_GIVEN INSTRUCTION_: Make an exact copy of the records, dropping all pictures.

_PROVIDED DATA_:
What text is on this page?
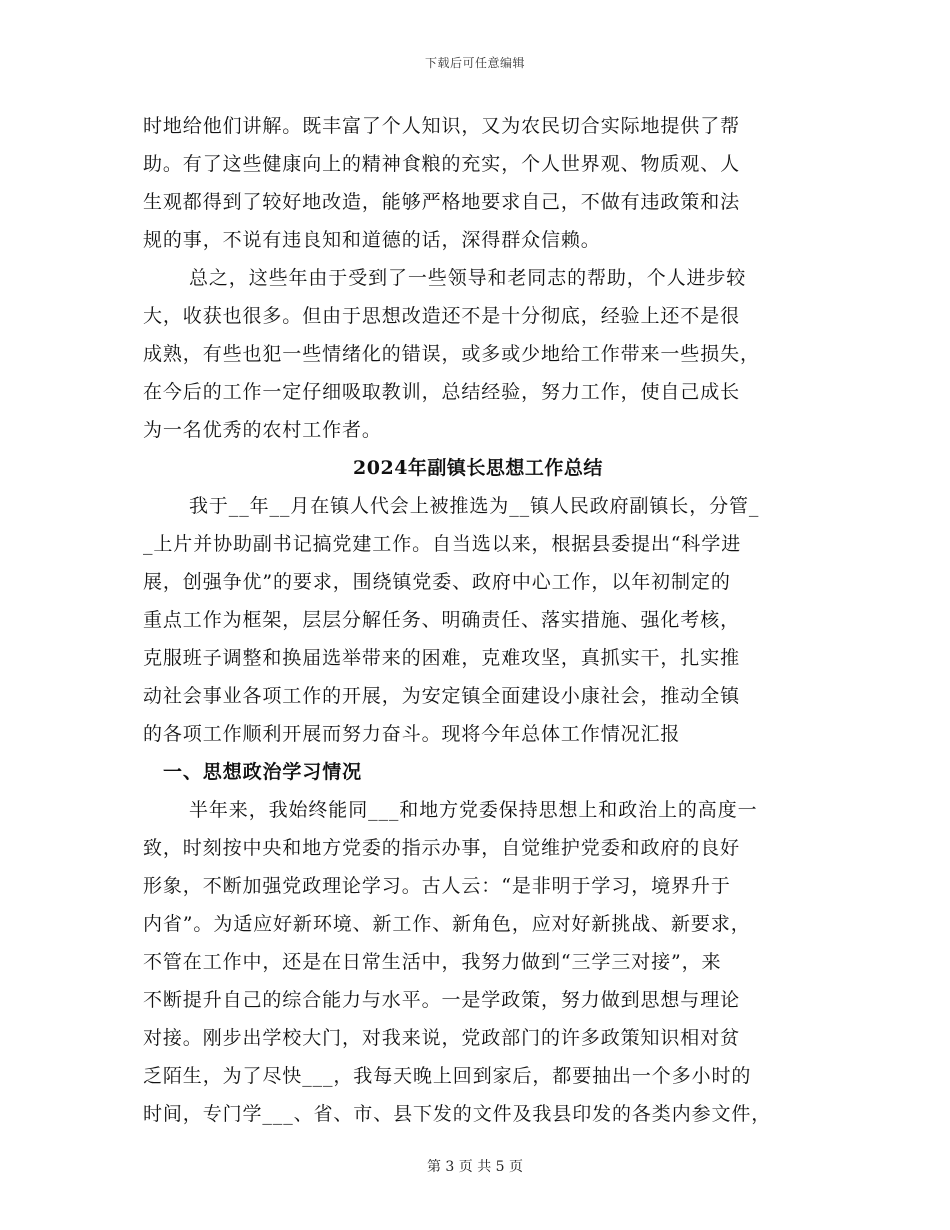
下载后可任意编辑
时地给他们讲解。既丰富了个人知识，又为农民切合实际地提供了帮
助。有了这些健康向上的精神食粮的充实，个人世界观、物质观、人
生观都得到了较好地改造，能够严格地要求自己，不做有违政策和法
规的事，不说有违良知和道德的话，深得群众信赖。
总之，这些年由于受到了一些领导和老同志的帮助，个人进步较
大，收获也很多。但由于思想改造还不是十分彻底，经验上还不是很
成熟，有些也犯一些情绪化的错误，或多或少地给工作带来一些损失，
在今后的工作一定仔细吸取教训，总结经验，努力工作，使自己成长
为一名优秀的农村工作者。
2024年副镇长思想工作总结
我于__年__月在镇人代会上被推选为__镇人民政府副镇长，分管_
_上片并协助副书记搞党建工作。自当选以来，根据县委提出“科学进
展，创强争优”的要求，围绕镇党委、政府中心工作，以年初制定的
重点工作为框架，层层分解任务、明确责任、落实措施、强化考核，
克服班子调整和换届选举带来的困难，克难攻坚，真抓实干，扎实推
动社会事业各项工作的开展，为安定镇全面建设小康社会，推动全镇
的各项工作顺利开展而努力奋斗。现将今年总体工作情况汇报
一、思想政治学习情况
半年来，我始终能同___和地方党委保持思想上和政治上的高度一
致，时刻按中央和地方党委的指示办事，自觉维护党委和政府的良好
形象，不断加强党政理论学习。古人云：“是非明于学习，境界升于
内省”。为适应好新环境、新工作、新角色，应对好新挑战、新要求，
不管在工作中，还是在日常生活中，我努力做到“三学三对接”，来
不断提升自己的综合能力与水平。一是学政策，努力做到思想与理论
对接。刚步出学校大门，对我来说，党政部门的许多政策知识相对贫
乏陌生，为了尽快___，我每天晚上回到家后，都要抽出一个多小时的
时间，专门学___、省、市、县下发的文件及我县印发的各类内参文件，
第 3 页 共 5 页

_RESULT_:
What text is on this page?
下载后可任意编辑
时地给他们讲解。既丰富了个人知识，又为农民切合实际地提供了帮
助。有了这些健康向上的精神食粮的充实，个人世界观、物质观、人
生观都得到了较好地改造，能够严格地要求自己，不做有违政策和法
规的事，不说有违良知和道德的话，深得群众信赖。
总之，这些年由于受到了一些领导和老同志的帮助，个人进步较
大，收获也很多。但由于思想改造还不是十分彻底，经验上还不是很
成熟，有些也犯一些情绪化的错误，或多或少地给工作带来一些损失，
在今后的工作一定仔细吸取教训，总结经验，努力工作，使自己成长
为一名优秀的农村工作者。
2024年副镇长思想工作总结
我于__年__月在镇人代会上被推选为__镇人民政府副镇长，分管_
_上片并协助副书记搞党建工作。自当选以来，根据县委提出“科学进
展，创强争优”的要求，围绕镇党委、政府中心工作，以年初制定的
重点工作为框架，层层分解任务、明确责任、落实措施、强化考核，
克服班子调整和换届选举带来的困难，克难攻坚，真抓实干，扎实推
动社会事业各项工作的开展，为安定镇全面建设小康社会，推动全镇
的各项工作顺利开展而努力奋斗。现将今年总体工作情况汇报
一、思想政治学习情况
半年来，我始终能同___和地方党委保持思想上和政治上的高度一
致，时刻按中央和地方党委的指示办事，自觉维护党委和政府的良好
形象，不断加强党政理论学习。古人云：“是非明于学习，境界升于
内省”。为适应好新环境、新工作、新角色，应对好新挑战、新要求，
不管在工作中，还是在日常生活中，我努力做到“三学三对接”，来
不断提升自己的综合能力与水平。一是学政策，努力做到思想与理论
对接。刚步出学校大门，对我来说，党政部门的许多政策知识相对贫
乏陌生，为了尽快___，我每天晚上回到家后，都要抽出一个多小时的
时间，专门学___、省、市、县下发的文件及我县印发的各类内参文件，
第 3 页 共 5 页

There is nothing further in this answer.